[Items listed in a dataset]
┄┄┄┄┄┄┄┄┄┄┄┄┄┄┄┄┄┄┄┄

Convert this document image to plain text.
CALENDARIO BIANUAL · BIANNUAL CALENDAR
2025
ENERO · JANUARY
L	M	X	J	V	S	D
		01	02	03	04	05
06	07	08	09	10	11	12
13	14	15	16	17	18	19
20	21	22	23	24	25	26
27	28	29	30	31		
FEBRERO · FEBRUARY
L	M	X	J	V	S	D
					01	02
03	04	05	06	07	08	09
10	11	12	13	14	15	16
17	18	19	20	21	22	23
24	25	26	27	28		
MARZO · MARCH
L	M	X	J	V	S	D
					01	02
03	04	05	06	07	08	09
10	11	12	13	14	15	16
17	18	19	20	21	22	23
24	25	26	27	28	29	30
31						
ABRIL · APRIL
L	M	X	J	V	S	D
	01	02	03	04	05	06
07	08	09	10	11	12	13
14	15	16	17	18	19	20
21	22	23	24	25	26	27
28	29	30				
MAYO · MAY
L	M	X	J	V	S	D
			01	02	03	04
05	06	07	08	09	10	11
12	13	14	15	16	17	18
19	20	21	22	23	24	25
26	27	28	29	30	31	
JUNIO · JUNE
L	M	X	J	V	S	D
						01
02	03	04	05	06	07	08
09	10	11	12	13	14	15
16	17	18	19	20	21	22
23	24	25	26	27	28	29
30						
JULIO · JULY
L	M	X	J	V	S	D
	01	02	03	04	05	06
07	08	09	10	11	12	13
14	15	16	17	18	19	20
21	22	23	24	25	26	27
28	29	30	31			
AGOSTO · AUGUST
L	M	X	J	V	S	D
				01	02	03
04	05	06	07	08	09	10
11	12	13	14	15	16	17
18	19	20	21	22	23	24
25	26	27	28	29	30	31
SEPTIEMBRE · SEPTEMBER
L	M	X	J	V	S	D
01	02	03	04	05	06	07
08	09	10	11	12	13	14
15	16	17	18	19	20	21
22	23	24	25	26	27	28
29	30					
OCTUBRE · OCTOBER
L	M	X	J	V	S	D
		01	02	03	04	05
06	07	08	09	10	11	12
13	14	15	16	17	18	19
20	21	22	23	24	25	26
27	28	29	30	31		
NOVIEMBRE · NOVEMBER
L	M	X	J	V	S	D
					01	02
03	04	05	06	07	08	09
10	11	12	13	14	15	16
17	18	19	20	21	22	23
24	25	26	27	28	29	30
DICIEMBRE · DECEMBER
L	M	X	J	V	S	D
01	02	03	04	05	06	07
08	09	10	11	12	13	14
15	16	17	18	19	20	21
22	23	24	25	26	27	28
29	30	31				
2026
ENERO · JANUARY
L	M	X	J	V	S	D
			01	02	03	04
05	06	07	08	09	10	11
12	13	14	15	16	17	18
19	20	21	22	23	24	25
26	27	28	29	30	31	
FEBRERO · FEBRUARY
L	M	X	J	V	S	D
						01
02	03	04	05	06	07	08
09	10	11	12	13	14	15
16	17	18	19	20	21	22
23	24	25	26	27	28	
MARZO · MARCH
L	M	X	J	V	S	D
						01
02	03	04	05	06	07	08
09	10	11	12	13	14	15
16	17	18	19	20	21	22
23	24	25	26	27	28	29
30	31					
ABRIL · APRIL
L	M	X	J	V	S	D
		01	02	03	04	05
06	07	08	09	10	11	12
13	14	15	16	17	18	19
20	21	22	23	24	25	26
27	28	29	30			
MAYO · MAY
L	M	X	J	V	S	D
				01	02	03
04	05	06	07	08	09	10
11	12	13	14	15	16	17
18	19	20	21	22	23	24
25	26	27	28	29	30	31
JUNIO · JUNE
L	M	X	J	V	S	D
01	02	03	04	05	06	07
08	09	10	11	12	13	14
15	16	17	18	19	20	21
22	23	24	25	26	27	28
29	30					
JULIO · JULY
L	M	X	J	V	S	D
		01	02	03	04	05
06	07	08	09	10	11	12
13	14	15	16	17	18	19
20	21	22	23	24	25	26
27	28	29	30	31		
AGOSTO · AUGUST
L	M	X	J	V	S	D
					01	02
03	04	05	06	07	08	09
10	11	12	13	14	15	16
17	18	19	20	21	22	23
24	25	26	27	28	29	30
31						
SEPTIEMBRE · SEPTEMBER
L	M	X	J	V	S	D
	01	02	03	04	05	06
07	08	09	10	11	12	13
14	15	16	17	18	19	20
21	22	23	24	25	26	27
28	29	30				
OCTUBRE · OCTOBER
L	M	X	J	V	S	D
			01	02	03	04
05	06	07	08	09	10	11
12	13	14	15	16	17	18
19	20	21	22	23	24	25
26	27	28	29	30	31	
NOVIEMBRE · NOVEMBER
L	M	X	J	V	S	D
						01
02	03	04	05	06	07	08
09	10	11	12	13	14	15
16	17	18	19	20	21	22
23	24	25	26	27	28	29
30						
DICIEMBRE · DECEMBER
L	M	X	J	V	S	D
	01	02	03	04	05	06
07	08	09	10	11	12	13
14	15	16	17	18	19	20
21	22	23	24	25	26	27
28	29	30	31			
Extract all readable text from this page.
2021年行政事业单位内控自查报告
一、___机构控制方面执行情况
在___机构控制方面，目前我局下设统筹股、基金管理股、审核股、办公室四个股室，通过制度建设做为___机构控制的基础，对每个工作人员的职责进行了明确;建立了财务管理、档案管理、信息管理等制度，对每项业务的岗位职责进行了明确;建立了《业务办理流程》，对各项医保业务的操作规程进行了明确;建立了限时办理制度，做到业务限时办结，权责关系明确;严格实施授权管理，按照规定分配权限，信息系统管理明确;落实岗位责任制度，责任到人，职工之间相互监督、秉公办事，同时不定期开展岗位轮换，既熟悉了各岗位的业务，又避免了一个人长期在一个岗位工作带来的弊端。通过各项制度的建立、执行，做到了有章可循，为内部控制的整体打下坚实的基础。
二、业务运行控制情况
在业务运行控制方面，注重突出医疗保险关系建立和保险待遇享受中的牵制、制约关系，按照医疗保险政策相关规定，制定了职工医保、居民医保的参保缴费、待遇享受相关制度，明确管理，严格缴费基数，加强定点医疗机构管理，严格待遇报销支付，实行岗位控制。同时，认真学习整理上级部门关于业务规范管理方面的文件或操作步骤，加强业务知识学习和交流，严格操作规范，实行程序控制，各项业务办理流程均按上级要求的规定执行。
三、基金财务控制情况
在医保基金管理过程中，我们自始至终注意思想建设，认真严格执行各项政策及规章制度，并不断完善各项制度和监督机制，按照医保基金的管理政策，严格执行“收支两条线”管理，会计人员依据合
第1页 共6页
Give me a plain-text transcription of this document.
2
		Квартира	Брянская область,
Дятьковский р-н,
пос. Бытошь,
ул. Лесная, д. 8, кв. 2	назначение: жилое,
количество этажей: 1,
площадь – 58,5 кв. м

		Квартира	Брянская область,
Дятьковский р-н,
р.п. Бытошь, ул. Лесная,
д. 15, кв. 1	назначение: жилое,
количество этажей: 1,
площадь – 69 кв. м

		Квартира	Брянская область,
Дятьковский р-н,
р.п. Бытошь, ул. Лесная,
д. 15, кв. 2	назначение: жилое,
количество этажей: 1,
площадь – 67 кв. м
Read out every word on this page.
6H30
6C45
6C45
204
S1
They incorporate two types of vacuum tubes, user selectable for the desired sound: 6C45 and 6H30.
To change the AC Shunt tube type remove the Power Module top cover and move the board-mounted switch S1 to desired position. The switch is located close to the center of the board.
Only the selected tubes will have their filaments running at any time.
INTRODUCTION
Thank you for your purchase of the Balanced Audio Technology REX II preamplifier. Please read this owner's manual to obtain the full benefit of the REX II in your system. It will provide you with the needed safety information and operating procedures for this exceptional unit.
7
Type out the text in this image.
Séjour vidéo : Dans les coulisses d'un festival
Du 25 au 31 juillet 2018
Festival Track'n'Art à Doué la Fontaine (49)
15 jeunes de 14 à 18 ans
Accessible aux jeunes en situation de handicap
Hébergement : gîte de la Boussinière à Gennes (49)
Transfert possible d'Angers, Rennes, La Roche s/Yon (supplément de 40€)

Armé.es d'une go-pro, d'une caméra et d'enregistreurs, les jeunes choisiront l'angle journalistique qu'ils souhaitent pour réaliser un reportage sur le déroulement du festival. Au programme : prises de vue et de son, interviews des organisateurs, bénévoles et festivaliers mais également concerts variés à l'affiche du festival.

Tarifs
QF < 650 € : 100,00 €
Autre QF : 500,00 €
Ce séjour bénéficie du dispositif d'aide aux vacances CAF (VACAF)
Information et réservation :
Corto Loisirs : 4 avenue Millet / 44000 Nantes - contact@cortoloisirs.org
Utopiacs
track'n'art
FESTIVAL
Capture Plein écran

┄┄┄┄┄┄┄┄┄┄┄┄┄┄┄┄┄┄┄┄

All lines from the one that contains "Type out the text in this image." through the end of the material are to be quoted exactly, with both ends included.

SOLUTION TO THIS PROBLEM:
Type out the text in this image.
Séjour vidéo : Dans les coulisses d'un festival
Du 25 au 31 juillet 2018
Festival Track'n'Art à Doué la Fontaine (49)
15 jeunes de 14 à 18 ans
Accessible aux jeunes en situation de handicap
Hébergement : gîte de la Boussinière à Gennes (49)
Transfert possible d'Angers, Rennes, La Roche s/Yon (supplément de 40€)

Armé.es d'une go-pro, d'une caméra et d'enregistreurs, les jeunes choisiront l'angle journalistique qu'ils souhaitent pour réaliser un reportage sur le déroulement du festival. Au programme : prises de vue et de son, interviews des organisateurs, bénévoles et festivaliers mais également concerts variés à l'affiche du festival.

Tarifs
QF < 650 € : 100,00 €
Autre QF : 500,00 €
Ce séjour bénéficie du dispositif d'aide aux vacances CAF (VACAF)
Information et réservation :
Corto Loisirs : 4 avenue Millet / 44000 Nantes - contact@cortoloisirs.org
Utopiacs
track'n'art
FESTIVAL
Capture Plein écran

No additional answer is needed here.